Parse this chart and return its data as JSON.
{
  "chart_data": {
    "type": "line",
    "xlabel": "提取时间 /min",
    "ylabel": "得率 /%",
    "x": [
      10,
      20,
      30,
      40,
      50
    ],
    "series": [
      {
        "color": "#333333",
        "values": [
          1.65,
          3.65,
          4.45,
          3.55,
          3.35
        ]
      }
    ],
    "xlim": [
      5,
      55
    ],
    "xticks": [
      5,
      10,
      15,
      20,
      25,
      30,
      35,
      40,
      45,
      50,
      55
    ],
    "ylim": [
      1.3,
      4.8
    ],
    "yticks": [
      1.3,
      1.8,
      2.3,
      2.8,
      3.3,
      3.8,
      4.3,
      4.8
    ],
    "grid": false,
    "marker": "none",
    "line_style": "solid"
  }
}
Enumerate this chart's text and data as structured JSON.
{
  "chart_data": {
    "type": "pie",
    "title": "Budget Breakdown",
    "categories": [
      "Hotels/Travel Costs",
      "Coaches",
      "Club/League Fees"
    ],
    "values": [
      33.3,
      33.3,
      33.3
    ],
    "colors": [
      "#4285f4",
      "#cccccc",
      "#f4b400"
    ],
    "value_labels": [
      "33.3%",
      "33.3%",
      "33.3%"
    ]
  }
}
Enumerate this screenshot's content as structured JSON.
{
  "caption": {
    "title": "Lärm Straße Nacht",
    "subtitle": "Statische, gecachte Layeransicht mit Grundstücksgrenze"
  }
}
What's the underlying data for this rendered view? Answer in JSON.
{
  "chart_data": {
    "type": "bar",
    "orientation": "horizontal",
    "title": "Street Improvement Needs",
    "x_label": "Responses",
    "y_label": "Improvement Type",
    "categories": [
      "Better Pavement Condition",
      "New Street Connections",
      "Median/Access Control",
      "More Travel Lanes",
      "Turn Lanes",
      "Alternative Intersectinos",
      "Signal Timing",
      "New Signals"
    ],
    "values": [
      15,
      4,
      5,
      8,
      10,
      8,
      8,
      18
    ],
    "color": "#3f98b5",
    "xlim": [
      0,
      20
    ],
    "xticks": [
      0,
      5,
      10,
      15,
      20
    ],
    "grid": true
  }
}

────────────────────

- [What is needed] Count how many lines in the data contain the word "structured", giving the number without comment.

- [Written reply] 2